- Provided records
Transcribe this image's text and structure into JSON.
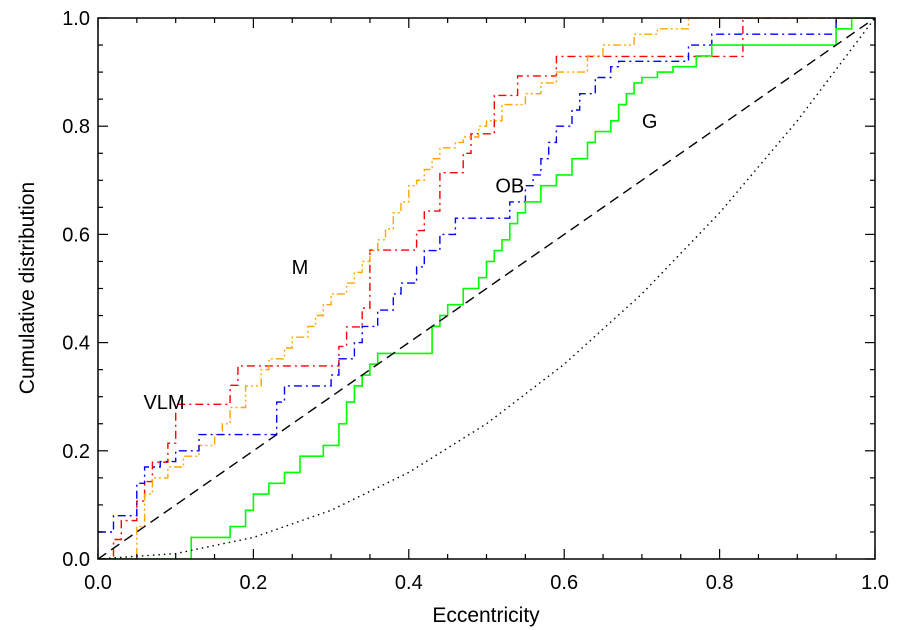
{
  "chart_data": {
    "type": "line",
    "xlabel": "Eccentricity",
    "ylabel": "Cumulative distribution",
    "xlim": [
      0.0,
      1.0
    ],
    "ylim": [
      0.0,
      1.0
    ],
    "xticks": [
      "0.0",
      "0.2",
      "0.4",
      "0.6",
      "0.8",
      "1.0"
    ],
    "yticks": [
      "0.0",
      "0.2",
      "0.4",
      "0.6",
      "0.8",
      "1.0"
    ],
    "grid": false,
    "annotations": [
      {
        "text": "VLM",
        "x": 0.085,
        "y": 0.29
      },
      {
        "text": "M",
        "x": 0.26,
        "y": 0.54
      },
      {
        "text": "OB",
        "x": 0.53,
        "y": 0.69
      },
      {
        "text": "G",
        "x": 0.71,
        "y": 0.81
      }
    ],
    "series": [
      {
        "name": "VLM",
        "color": "#ff0000",
        "style": "dashdot",
        "step": true,
        "x": [
          0.0,
          0.02,
          0.03,
          0.05,
          0.06,
          0.07,
          0.09,
          0.1,
          0.17,
          0.18,
          0.31,
          0.32,
          0.34,
          0.35,
          0.41,
          0.42,
          0.44,
          0.47,
          0.48,
          0.51,
          0.54,
          0.59,
          0.83,
          1.0
        ],
        "y": [
          0.0,
          0.036,
          0.071,
          0.107,
          0.143,
          0.179,
          0.214,
          0.286,
          0.321,
          0.357,
          0.393,
          0.429,
          0.464,
          0.571,
          0.607,
          0.643,
          0.714,
          0.75,
          0.786,
          0.857,
          0.893,
          0.929,
          1.0,
          1.0
        ]
      },
      {
        "name": "M",
        "color": "#ffa500",
        "style": "dashdotdot",
        "step": true,
        "x": [
          0.0,
          0.05,
          0.06,
          0.07,
          0.09,
          0.11,
          0.13,
          0.15,
          0.16,
          0.17,
          0.19,
          0.21,
          0.22,
          0.24,
          0.25,
          0.27,
          0.28,
          0.29,
          0.3,
          0.32,
          0.33,
          0.34,
          0.35,
          0.36,
          0.37,
          0.38,
          0.39,
          0.4,
          0.41,
          0.42,
          0.43,
          0.44,
          0.46,
          0.47,
          0.49,
          0.5,
          0.52,
          0.55,
          0.57,
          0.59,
          0.63,
          0.65,
          0.69,
          0.72,
          0.76,
          1.0
        ],
        "y": [
          0.0,
          0.06,
          0.12,
          0.15,
          0.17,
          0.19,
          0.21,
          0.23,
          0.25,
          0.28,
          0.32,
          0.35,
          0.37,
          0.39,
          0.41,
          0.43,
          0.45,
          0.47,
          0.49,
          0.51,
          0.53,
          0.55,
          0.57,
          0.59,
          0.61,
          0.64,
          0.66,
          0.69,
          0.7,
          0.72,
          0.74,
          0.76,
          0.77,
          0.78,
          0.8,
          0.81,
          0.84,
          0.86,
          0.88,
          0.9,
          0.93,
          0.95,
          0.97,
          0.98,
          1.0,
          1.0
        ]
      },
      {
        "name": "OB",
        "color": "#0000ff",
        "style": "dashdot",
        "step": true,
        "x": [
          0.0,
          0.02,
          0.05,
          0.06,
          0.08,
          0.1,
          0.13,
          0.23,
          0.24,
          0.3,
          0.31,
          0.33,
          0.34,
          0.36,
          0.38,
          0.39,
          0.41,
          0.42,
          0.44,
          0.46,
          0.47,
          0.49,
          0.53,
          0.55,
          0.56,
          0.57,
          0.58,
          0.59,
          0.61,
          0.62,
          0.64,
          0.66,
          0.67,
          0.68,
          0.76,
          0.79,
          0.9,
          0.95,
          1.0
        ],
        "y": [
          0.05,
          0.08,
          0.14,
          0.17,
          0.18,
          0.2,
          0.23,
          0.29,
          0.32,
          0.34,
          0.37,
          0.4,
          0.43,
          0.46,
          0.49,
          0.51,
          0.54,
          0.57,
          0.6,
          0.63,
          0.63,
          0.63,
          0.66,
          0.69,
          0.71,
          0.74,
          0.77,
          0.8,
          0.83,
          0.86,
          0.89,
          0.91,
          0.92,
          0.92,
          0.95,
          0.97,
          0.97,
          1.0,
          1.0
        ]
      },
      {
        "name": "G",
        "color": "#00ff00",
        "style": "solid",
        "step": true,
        "x": [
          0.0,
          0.12,
          0.17,
          0.19,
          0.2,
          0.22,
          0.24,
          0.26,
          0.29,
          0.31,
          0.32,
          0.33,
          0.34,
          0.35,
          0.36,
          0.37,
          0.38,
          0.43,
          0.44,
          0.45,
          0.47,
          0.49,
          0.5,
          0.51,
          0.52,
          0.53,
          0.54,
          0.55,
          0.57,
          0.59,
          0.61,
          0.63,
          0.64,
          0.66,
          0.67,
          0.68,
          0.69,
          0.7,
          0.72,
          0.74,
          0.77,
          0.79,
          0.95,
          0.97,
          1.0
        ],
        "y": [
          0.0,
          0.04,
          0.06,
          0.09,
          0.12,
          0.14,
          0.16,
          0.19,
          0.21,
          0.25,
          0.29,
          0.32,
          0.34,
          0.36,
          0.38,
          0.38,
          0.38,
          0.43,
          0.45,
          0.47,
          0.5,
          0.52,
          0.55,
          0.57,
          0.59,
          0.62,
          0.64,
          0.66,
          0.69,
          0.71,
          0.74,
          0.77,
          0.79,
          0.81,
          0.84,
          0.86,
          0.88,
          0.89,
          0.9,
          0.91,
          0.93,
          0.95,
          0.98,
          1.0,
          1.0
        ]
      },
      {
        "name": "",
        "color": "#000000",
        "style": "dashed",
        "step": false,
        "x": [
          0.0,
          1.0
        ],
        "y": [
          0.0,
          1.0
        ]
      },
      {
        "name": "",
        "color": "#000000",
        "style": "dotted",
        "step": false,
        "x": [
          0.0,
          0.1,
          0.2,
          0.3,
          0.4,
          0.5,
          0.6,
          0.7,
          0.8,
          0.9,
          1.0
        ],
        "y": [
          0.0,
          0.01,
          0.04,
          0.09,
          0.16,
          0.25,
          0.36,
          0.49,
          0.64,
          0.81,
          1.0
        ]
      }
    ]
  }
}
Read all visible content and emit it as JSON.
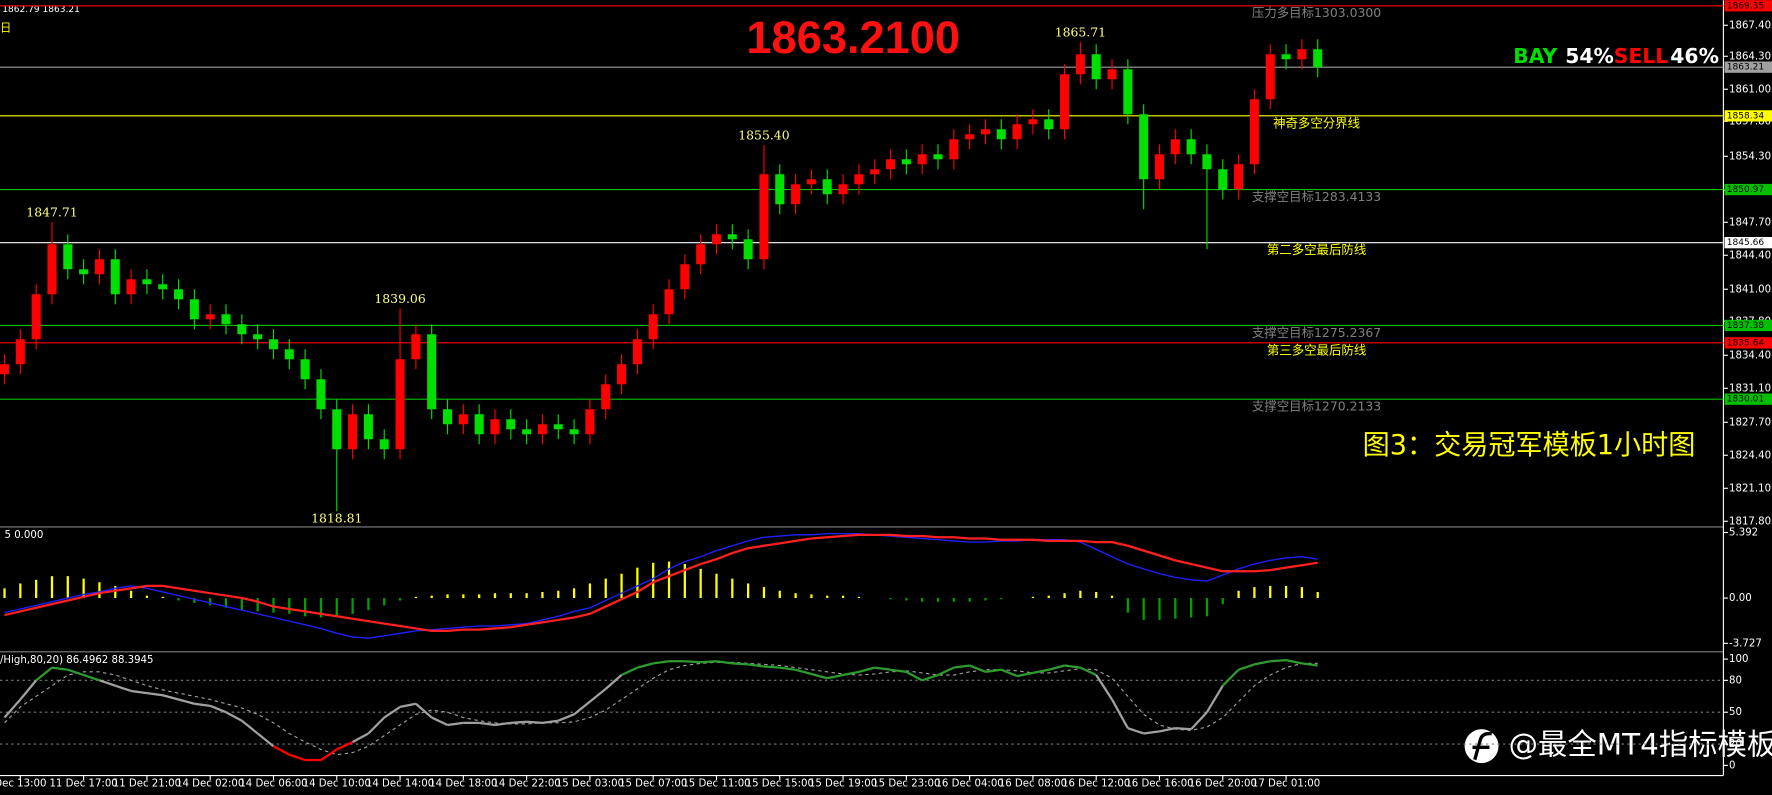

- Goal
In the listing, find every line containing the word "style" and list it.

- Complete answer
        "style": "dashdot",
        "style": "dashdotdot",
        "style": "dashdot",
        "style": "solid",
        "style": "dashed",
        "style": "dotted",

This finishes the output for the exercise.